*GIVEN INSTRUCTION*. Return only the line that contains "OCR this image." and each line after it, through the last line of the data below, copied exactly.

*SUPPLIED MATERIAL*.
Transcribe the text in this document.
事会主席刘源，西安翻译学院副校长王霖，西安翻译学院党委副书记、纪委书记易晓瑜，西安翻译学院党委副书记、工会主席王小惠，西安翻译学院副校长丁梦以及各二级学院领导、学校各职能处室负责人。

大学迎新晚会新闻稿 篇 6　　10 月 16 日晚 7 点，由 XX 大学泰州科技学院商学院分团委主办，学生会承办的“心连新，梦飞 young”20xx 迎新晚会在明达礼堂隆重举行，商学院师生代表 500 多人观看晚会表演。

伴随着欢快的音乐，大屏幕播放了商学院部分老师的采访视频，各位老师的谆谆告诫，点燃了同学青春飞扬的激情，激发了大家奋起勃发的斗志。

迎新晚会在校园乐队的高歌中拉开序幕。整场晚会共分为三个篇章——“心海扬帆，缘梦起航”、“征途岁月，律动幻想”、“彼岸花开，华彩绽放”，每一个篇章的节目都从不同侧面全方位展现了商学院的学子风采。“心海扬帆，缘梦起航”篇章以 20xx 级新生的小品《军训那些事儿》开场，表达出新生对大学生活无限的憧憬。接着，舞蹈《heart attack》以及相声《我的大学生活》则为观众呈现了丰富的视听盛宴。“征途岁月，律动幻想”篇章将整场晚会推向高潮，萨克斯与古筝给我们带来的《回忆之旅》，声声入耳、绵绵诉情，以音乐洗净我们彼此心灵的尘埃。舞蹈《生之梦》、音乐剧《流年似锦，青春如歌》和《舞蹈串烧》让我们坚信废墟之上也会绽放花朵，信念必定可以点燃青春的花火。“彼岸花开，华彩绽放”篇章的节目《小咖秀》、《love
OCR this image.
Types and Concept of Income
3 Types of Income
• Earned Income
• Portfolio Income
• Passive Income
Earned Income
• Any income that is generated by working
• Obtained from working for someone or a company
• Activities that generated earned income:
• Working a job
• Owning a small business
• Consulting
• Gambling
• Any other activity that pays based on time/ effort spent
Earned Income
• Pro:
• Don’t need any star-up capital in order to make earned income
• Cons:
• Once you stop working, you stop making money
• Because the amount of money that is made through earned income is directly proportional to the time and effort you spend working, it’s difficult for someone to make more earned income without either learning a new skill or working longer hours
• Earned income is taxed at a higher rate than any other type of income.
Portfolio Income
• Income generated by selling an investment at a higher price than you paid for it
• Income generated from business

*WRITTEN ANSWER*.
OCR this image.
Types and Concept of Income
3 Types of Income
• Earned Income
• Portfolio Income
• Passive Income
Earned Income
• Any income that is generated by working
• Obtained from working for someone or a company
• Activities that generated earned income:
• Working a job
• Owning a small business
• Consulting
• Gambling
• Any other activity that pays based on time/ effort spent
Earned Income
• Pro:
• Don’t need any star-up capital in order to make earned income
• Cons:
• Once you stop working, you stop making money
• Because the amount of money that is made through earned income is directly proportional to the time and effort you spend working, it’s difficult for someone to make more earned income without either learning a new skill or working longer hours
• Earned income is taxed at a higher rate than any other type of income.
Portfolio Income
• Income generated by selling an investment at a higher price than you paid for it
• Income generated from business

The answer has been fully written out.